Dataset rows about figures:
* Begin *

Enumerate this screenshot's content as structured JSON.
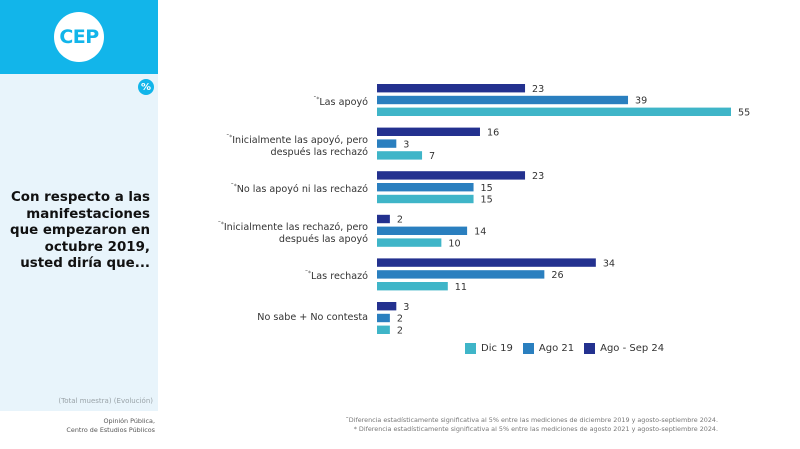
{
  "brand": {
    "logo_text": "CEP",
    "percent_badge": "%",
    "accent_color": "#12b5ea"
  },
  "sidebar": {
    "question": "Con respecto a las manifestaciones que empezaron en octubre 2019, usted diría que...",
    "sample_note": "(Total muestra) (Evolución)",
    "source_line1": "Opinión Pública,",
    "source_line2": "Centro de Estudios Públicos"
  },
  "footnotes": {
    "line1": "˜Diferencia estadísticamente significativa al 5% entre las mediciones de diciembre 2019 y agosto-septiembre 2024.",
    "line2": "* Diferencia estadísticamente significativa al 5% entre las mediciones de agosto 2021 y agosto-septiembre 2024."
  },
  "chart_data": {
    "type": "bar",
    "orientation": "horizontal",
    "title": "Con respecto a las manifestaciones que empezaron en octubre 2019, usted diría que...",
    "xlabel": "",
    "ylabel": "",
    "unit": "%",
    "grid": false,
    "legend_position": "bottom",
    "xlim": [
      0,
      55
    ],
    "categories": [
      {
        "marker": "˜*",
        "label_line1": "Las apoyó",
        "label_line2": ""
      },
      {
        "marker": "˜*",
        "label_line1": "Inicialmente las apoyó, pero",
        "label_line2": "después las rechazó"
      },
      {
        "marker": "˜*",
        "label_line1": "No las apoyó ni las rechazó",
        "label_line2": ""
      },
      {
        "marker": "˜*",
        "label_line1": "Inicialmente las rechazó, pero",
        "label_line2": "después las apoyó"
      },
      {
        "marker": "˜*",
        "label_line1": "Las rechazó",
        "label_line2": ""
      },
      {
        "marker": "",
        "label_line1": "No sabe + No contesta",
        "label_line2": ""
      }
    ],
    "series": [
      {
        "name": "Ago - Sep 24",
        "color": "#23318f",
        "values": [
          23,
          16,
          23,
          2,
          34,
          3
        ]
      },
      {
        "name": "Ago 21",
        "color": "#2a7fbf",
        "values": [
          39,
          3,
          15,
          14,
          26,
          2
        ]
      },
      {
        "name": "Dic 19",
        "color": "#3fb5c8",
        "values": [
          55,
          7,
          15,
          10,
          11,
          2
        ]
      }
    ],
    "legend": [
      {
        "name": "Dic 19",
        "color": "#3fb5c8"
      },
      {
        "name": "Ago 21",
        "color": "#2a7fbf"
      },
      {
        "name": "Ago - Sep 24",
        "color": "#23318f"
      }
    ]
  }
}
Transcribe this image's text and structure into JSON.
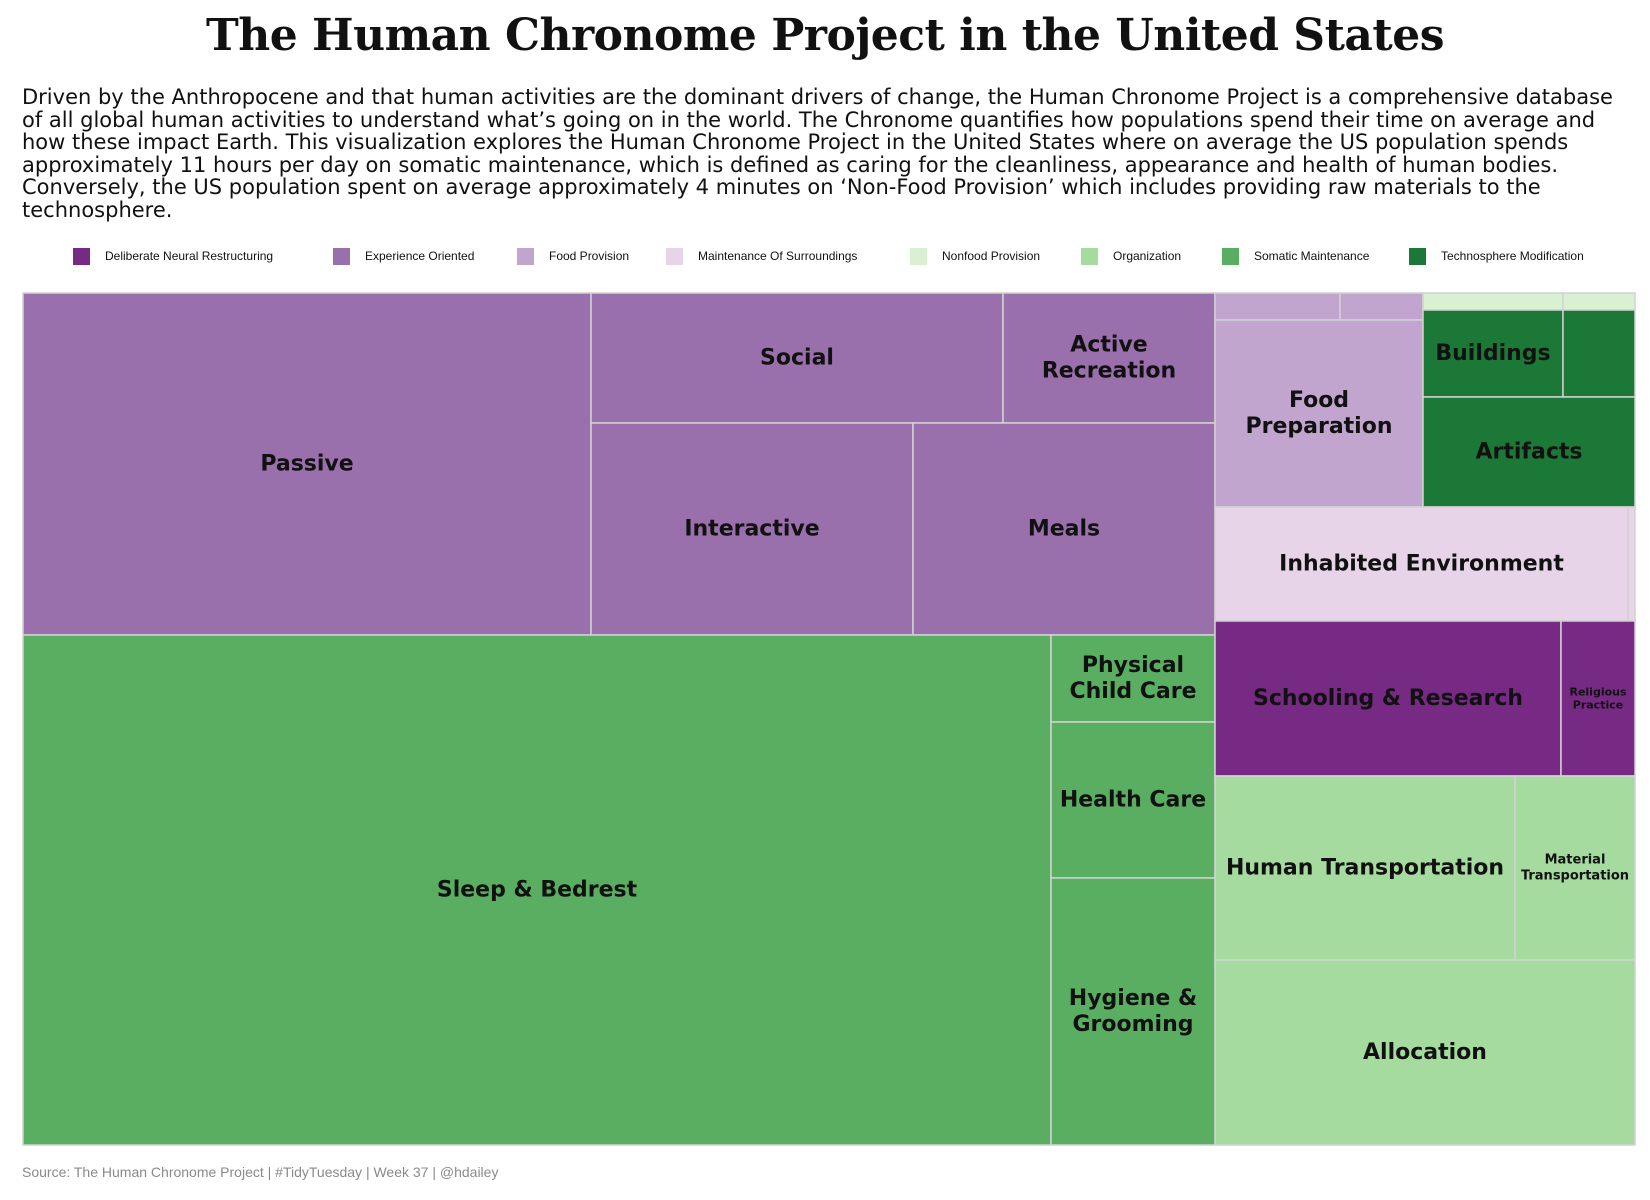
{
  "chart_data": {
    "type": "treemap",
    "title": "The Human Chronome Project in the United States",
    "subtitle": "Driven by the Anthropocene and that human activities are the dominant drivers of change, the Human Chronome Project is a comprehensive database of all global human activities to understand what’s going on in the world. The Chronome quantifies how populations spend their time on average and how these impact Earth. This visualization explores the Human Chronome Project in the United States where on average the US population spends approximately 11 hours per day on somatic maintenance, which is defined as caring for the cleanliness, appearance and health of human bodies. Conversely, the US population spent on average approximately 4 minutes on ‘Non-Food Provision’ which includes providing raw materials to the technosphere.",
    "source": "Source: The Human Chronome Project | #TidyTuesday | Week 37 | @hdailey",
    "legend_position": "top",
    "categories": [
      {
        "name": "Deliberate Neural Restructuring",
        "color": "#762a83"
      },
      {
        "name": "Experience Oriented",
        "color": "#9970ab"
      },
      {
        "name": "Food Provision",
        "color": "#c2a5cf"
      },
      {
        "name": "Maintenance Of Surroundings",
        "color": "#e7d4e8"
      },
      {
        "name": "Nonfood Provision",
        "color": "#d9f0d3"
      },
      {
        "name": "Organization",
        "color": "#a6dba0"
      },
      {
        "name": "Somatic Maintenance",
        "color": "#5aae61"
      },
      {
        "name": "Technosphere Modification",
        "color": "#1b7837"
      }
    ],
    "cells": [
      {
        "label": "Passive",
        "category": "Experience Oriented"
      },
      {
        "label": "Social",
        "category": "Experience Oriented"
      },
      {
        "label": "Active Recreation",
        "category": "Experience Oriented"
      },
      {
        "label": "Interactive",
        "category": "Experience Oriented"
      },
      {
        "label": "Meals",
        "category": "Experience Oriented"
      },
      {
        "label": "Sleep & Bedrest",
        "category": "Somatic Maintenance"
      },
      {
        "label": "Physical Child Care",
        "category": "Somatic Maintenance"
      },
      {
        "label": "Health Care",
        "category": "Somatic Maintenance"
      },
      {
        "label": "Hygiene & Grooming",
        "category": "Somatic Maintenance"
      },
      {
        "label": "",
        "category": "Food Provision"
      },
      {
        "label": "",
        "category": "Food Provision"
      },
      {
        "label": "Food Preparation",
        "category": "Food Provision"
      },
      {
        "label": "",
        "category": "Nonfood Provision"
      },
      {
        "label": "",
        "category": "Nonfood Provision"
      },
      {
        "label": "Buildings",
        "category": "Technosphere Modification"
      },
      {
        "label": "",
        "category": "Technosphere Modification"
      },
      {
        "label": "Artifacts",
        "category": "Technosphere Modification"
      },
      {
        "label": "Inhabited Environment",
        "category": "Maintenance Of Surroundings"
      },
      {
        "label": "",
        "category": "Maintenance Of Surroundings"
      },
      {
        "label": "Schooling & Research",
        "category": "Deliberate Neural Restructuring"
      },
      {
        "label": "Religious Practice",
        "category": "Deliberate Neural Restructuring"
      },
      {
        "label": "Human Transportation",
        "category": "Organization"
      },
      {
        "label": "Material Transportation",
        "category": "Organization"
      },
      {
        "label": "Allocation",
        "category": "Organization"
      }
    ]
  }
}
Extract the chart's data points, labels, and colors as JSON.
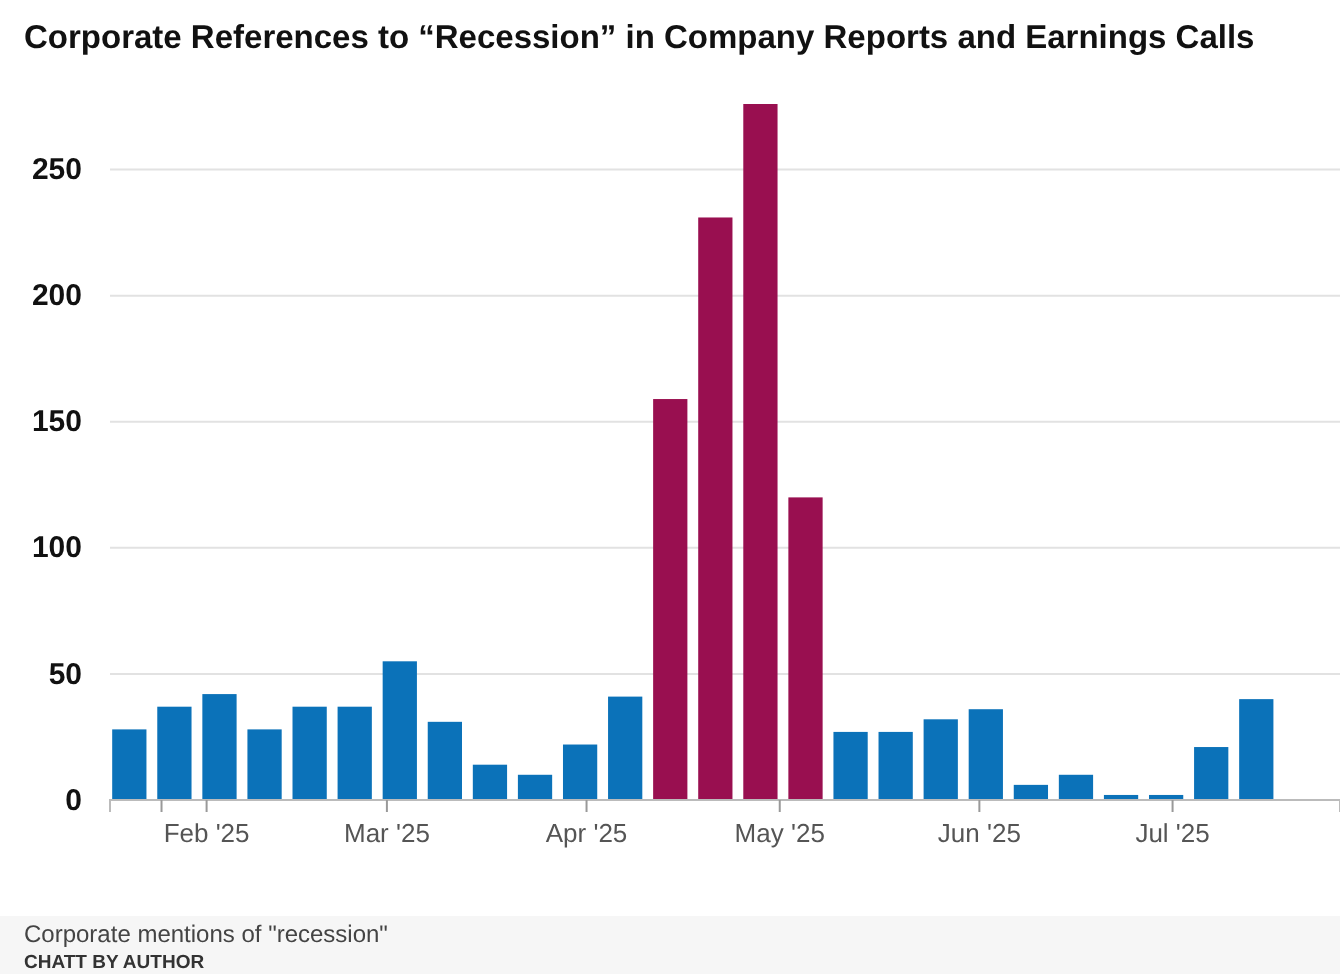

* End *

* _STATED EXERCISE_: Omit the pictures and output all of the other material exactly.

* _COMPLETE ANSWER_:
Enumerate this screenshot's content as structured JSON.
{
  "brand": {
    "logo_text": "CEP",
    "percent_badge": "%",
    "accent_color": "#12b5ea"
  },
  "sidebar": {
    "question": "Con respecto a las manifestaciones que empezaron en octubre 2019, usted diría que...",
    "sample_note": "(Total muestra) (Evolución)",
    "source_line1": "Opinión Pública,",
    "source_line2": "Centro de Estudios Públicos"
  },
  "footnotes": {
    "line1": "˜Diferencia estadísticamente significativa al 5% entre las mediciones de diciembre 2019 y agosto-septiembre 2024.",
    "line2": "* Diferencia estadísticamente significativa al 5% entre las mediciones de agosto 2021 y agosto-septiembre 2024."
  },
  "chart_data": {
    "type": "bar",
    "orientation": "horizontal",
    "title": "Con respecto a las manifestaciones que empezaron en octubre 2019, usted diría que...",
    "xlabel": "",
    "ylabel": "",
    "unit": "%",
    "grid": false,
    "legend_position": "bottom",
    "xlim": [
      0,
      55
    ],
    "categories": [
      {
        "marker": "˜*",
        "label_line1": "Las apoyó",
        "label_line2": ""
      },
      {
        "marker": "˜*",
        "label_line1": "Inicialmente las apoyó, pero",
        "label_line2": "después las rechazó"
      },
      {
        "marker": "˜*",
        "label_line1": "No las apoyó ni las rechazó",
        "label_line2": ""
      },
      {
        "marker": "˜*",
        "label_line1": "Inicialmente las rechazó, pero",
        "label_line2": "después las apoyó"
      },
      {
        "marker": "˜*",
        "label_line1": "Las rechazó",
        "label_line2": ""
      },
      {
        "marker": "",
        "label_line1": "No sabe + No contesta",
        "label_line2": ""
      }
    ],
    "series": [
      {
        "name": "Ago - Sep 24",
        "color": "#23318f",
        "values": [
          23,
          16,
          23,
          2,
          34,
          3
        ]
      },
      {
        "name": "Ago 21",
        "color": "#2a7fbf",
        "values": [
          39,
          3,
          15,
          14,
          26,
          2
        ]
      },
      {
        "name": "Dic 19",
        "color": "#3fb5c8",
        "values": [
          55,
          7,
          15,
          10,
          11,
          2
        ]
      }
    ],
    "legend": [
      {
        "name": "Dic 19",
        "color": "#3fb5c8"
      },
      {
        "name": "Ago 21",
        "color": "#2a7fbf"
      },
      {
        "name": "Ago - Sep 24",
        "color": "#23318f"
      }
    ]
  }
}
Transcribe this image's text and structure into JSON.
{
  "chart_data": {
    "type": "treemap",
    "title": "The Human Chronome Project in the United States",
    "subtitle": "Driven by the Anthropocene and that human activities are the dominant drivers of change, the Human Chronome Project is a comprehensive database of all global human activities to understand what’s going on in the world. The Chronome quantifies how populations spend their time on average and how these impact Earth. This visualization explores the Human Chronome Project in the United States where on average the US population spends approximately 11 hours per day on somatic maintenance, which is defined as caring for the cleanliness, appearance and health of human bodies. Conversely, the US population spent on average approximately 4 minutes on ‘Non-Food Provision’ which includes providing raw materials to the technosphere.",
    "source": "Source: The Human Chronome Project | #TidyTuesday | Week 37 | @hdailey",
    "legend_position": "top",
    "categories": [
      {
        "name": "Deliberate Neural Restructuring",
        "color": "#762a83"
      },
      {
        "name": "Experience Oriented",
        "color": "#9970ab"
      },
      {
        "name": "Food Provision",
        "color": "#c2a5cf"
      },
      {
        "name": "Maintenance Of Surroundings",
        "color": "#e7d4e8"
      },
      {
        "name": "Nonfood Provision",
        "color": "#d9f0d3"
      },
      {
        "name": "Organization",
        "color": "#a6dba0"
      },
      {
        "name": "Somatic Maintenance",
        "color": "#5aae61"
      },
      {
        "name": "Technosphere Modification",
        "color": "#1b7837"
      }
    ],
    "cells": [
      {
        "label": "Passive",
        "category": "Experience Oriented"
      },
      {
        "label": "Social",
        "category": "Experience Oriented"
      },
      {
        "label": "Active Recreation",
        "category": "Experience Oriented"
      },
      {
        "label": "Interactive",
        "category": "Experience Oriented"
      },
      {
        "label": "Meals",
        "category": "Experience Oriented"
      },
      {
        "label": "Sleep & Bedrest",
        "category": "Somatic Maintenance"
      },
      {
        "label": "Physical Child Care",
        "category": "Somatic Maintenance"
      },
      {
        "label": "Health Care",
        "category": "Somatic Maintenance"
      },
      {
        "label": "Hygiene & Grooming",
        "category": "Somatic Maintenance"
      },
      {
        "label": "",
        "category": "Food Provision"
      },
      {
        "label": "",
        "category": "Food Provision"
      },
      {
        "label": "Food Preparation",
        "category": "Food Provision"
      },
      {
        "label": "",
        "category": "Nonfood Provision"
      },
      {
        "label": "",
        "category": "Nonfood Provision"
      },
      {
        "label": "Buildings",
        "category": "Technosphere Modification"
      },
      {
        "label": "",
        "category": "Technosphere Modification"
      },
      {
        "label": "Artifacts",
        "category": "Technosphere Modification"
      },
      {
        "label": "Inhabited Environment",
        "category": "Maintenance Of Surroundings"
      },
      {
        "label": "",
        "category": "Maintenance Of Surroundings"
      },
      {
        "label": "Schooling & Research",
        "category": "Deliberate Neural Restructuring"
      },
      {
        "label": "Religious Practice",
        "category": "Deliberate Neural Restructuring"
      },
      {
        "label": "Human Transportation",
        "category": "Organization"
      },
      {
        "label": "Material Transportation",
        "category": "Organization"
      },
      {
        "label": "Allocation",
        "category": "Organization"
      }
    ]
  }
}
Extract the chart's data points, labels, and colors as JSON.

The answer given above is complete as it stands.